■ **Items**
** BEGIN **

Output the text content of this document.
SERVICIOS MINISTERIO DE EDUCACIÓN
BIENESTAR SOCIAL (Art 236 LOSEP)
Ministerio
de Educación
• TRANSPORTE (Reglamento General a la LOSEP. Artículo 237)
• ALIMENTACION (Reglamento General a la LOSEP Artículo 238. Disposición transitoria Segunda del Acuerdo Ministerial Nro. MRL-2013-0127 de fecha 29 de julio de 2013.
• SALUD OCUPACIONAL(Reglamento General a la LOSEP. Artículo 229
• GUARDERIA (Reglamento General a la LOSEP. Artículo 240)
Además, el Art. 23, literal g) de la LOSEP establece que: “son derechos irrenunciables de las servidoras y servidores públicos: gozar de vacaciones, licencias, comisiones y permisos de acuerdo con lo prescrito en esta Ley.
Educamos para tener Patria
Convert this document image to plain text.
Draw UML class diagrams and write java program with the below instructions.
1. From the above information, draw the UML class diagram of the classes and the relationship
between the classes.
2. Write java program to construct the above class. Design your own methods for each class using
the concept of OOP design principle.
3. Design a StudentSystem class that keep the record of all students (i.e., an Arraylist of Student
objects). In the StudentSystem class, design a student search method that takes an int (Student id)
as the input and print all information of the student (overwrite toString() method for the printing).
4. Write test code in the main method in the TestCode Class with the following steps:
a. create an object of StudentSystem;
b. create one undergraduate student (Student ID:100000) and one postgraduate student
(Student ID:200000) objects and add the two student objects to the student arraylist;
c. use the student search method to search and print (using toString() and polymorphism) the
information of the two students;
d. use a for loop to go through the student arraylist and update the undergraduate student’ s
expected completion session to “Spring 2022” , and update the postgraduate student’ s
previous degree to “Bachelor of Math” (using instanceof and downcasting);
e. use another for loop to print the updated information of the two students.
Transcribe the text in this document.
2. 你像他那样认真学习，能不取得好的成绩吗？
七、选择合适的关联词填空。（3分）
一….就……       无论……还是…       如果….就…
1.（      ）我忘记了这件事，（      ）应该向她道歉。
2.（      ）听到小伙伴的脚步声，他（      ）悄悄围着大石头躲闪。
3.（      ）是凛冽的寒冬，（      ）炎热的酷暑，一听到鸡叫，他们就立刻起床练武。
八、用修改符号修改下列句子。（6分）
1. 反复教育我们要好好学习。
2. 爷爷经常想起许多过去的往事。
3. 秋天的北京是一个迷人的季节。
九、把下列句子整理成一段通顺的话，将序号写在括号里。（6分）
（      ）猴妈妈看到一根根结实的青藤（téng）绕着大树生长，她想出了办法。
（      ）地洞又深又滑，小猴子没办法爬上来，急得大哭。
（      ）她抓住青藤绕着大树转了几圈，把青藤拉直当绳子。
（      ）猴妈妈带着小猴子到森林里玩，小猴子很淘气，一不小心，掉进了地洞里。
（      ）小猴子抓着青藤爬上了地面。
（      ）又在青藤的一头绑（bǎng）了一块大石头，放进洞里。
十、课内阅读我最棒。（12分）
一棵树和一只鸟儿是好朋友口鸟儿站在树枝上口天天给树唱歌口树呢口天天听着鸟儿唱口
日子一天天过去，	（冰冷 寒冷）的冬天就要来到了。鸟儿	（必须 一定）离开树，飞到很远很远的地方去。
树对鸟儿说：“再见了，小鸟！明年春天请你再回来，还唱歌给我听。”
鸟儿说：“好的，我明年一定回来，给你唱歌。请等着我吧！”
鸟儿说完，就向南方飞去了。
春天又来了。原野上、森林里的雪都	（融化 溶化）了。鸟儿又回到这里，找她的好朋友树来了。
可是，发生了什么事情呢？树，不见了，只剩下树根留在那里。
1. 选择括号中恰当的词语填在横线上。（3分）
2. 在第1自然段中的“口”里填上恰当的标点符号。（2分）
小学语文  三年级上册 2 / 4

** END **

Take the lines above and print them exactly.

Output the text content of this document.
SERVICIOS MINISTERIO DE EDUCACIÓN
BIENESTAR SOCIAL (Art 236 LOSEP)
Ministerio
de Educación
• TRANSPORTE (Reglamento General a la LOSEP. Artículo 237)
• ALIMENTACION (Reglamento General a la LOSEP Artículo 238. Disposición transitoria Segunda del Acuerdo Ministerial Nro. MRL-2013-0127 de fecha 29 de julio de 2013.
• SALUD OCUPACIONAL(Reglamento General a la LOSEP. Artículo 229
• GUARDERIA (Reglamento General a la LOSEP. Artículo 240)
Además, el Art. 23, literal g) de la LOSEP establece que: “son derechos irrenunciables de las servidoras y servidores públicos: gozar de vacaciones, licencias, comisiones y permisos de acuerdo con lo prescrito en esta Ley.
Educamos para tener Patria
Convert this document image to plain text.
Draw UML class diagrams and write java program with the below instructions.
1. From the above information, draw the UML class diagram of the classes and the relationship
between the classes.
2. Write java program to construct the above class. Design your own methods for each class using
the concept of OOP design principle.
3. Design a StudentSystem class that keep the record of all students (i.e., an Arraylist of Student
objects). In the StudentSystem class, design a student search method that takes an int (Student id)
as the input and print all information of the student (overwrite toString() method for the printing).
4. Write test code in the main method in the TestCode Class with the following steps:
a. create an object of StudentSystem;
b. create one undergraduate student (Student ID:100000) and one postgraduate student
(Student ID:200000) objects and add the two student objects to the student arraylist;
c. use the student search method to search and print (using toString() and polymorphism) the
information of the two students;
d. use a for loop to go through the student arraylist and update the undergraduate student’ s
expected completion session to “Spring 2022” , and update the postgraduate student’ s
previous degree to “Bachelor of Math” (using instanceof and downcasting);
e. use another for loop to print the updated information of the two students.
Transcribe the text in this document.
2. 你像他那样认真学习，能不取得好的成绩吗？
七、选择合适的关联词填空。（3分）
一….就……       无论……还是…       如果….就…
1.（      ）我忘记了这件事，（      ）应该向她道歉。
2.（      ）听到小伙伴的脚步声，他（      ）悄悄围着大石头躲闪。
3.（      ）是凛冽的寒冬，（      ）炎热的酷暑，一听到鸡叫，他们就立刻起床练武。
八、用修改符号修改下列句子。（6分）
1. 反复教育我们要好好学习。
2. 爷爷经常想起许多过去的往事。
3. 秋天的北京是一个迷人的季节。
九、把下列句子整理成一段通顺的话，将序号写在括号里。（6分）
（      ）猴妈妈看到一根根结实的青藤（téng）绕着大树生长，她想出了办法。
（      ）地洞又深又滑，小猴子没办法爬上来，急得大哭。
（      ）她抓住青藤绕着大树转了几圈，把青藤拉直当绳子。
（      ）猴妈妈带着小猴子到森林里玩，小猴子很淘气，一不小心，掉进了地洞里。
（      ）小猴子抓着青藤爬上了地面。
（      ）又在青藤的一头绑（bǎng）了一块大石头，放进洞里。
十、课内阅读我最棒。（12分）
一棵树和一只鸟儿是好朋友口鸟儿站在树枝上口天天给树唱歌口树呢口天天听着鸟儿唱口
日子一天天过去，	（冰冷 寒冷）的冬天就要来到了。鸟儿	（必须 一定）离开树，飞到很远很远的地方去。
树对鸟儿说：“再见了，小鸟！明年春天请你再回来，还唱歌给我听。”
鸟儿说：“好的，我明年一定回来，给你唱歌。请等着我吧！”
鸟儿说完，就向南方飞去了。
春天又来了。原野上、森林里的雪都	（融化 溶化）了。鸟儿又回到这里，找她的好朋友树来了。
可是，发生了什么事情呢？树，不见了，只剩下树根留在那里。
1. 选择括号中恰当的词语填在横线上。（3分）
2. 在第1自然段中的“口”里填上恰当的标点符号。（2分）
小学语文  三年级上册 2 / 4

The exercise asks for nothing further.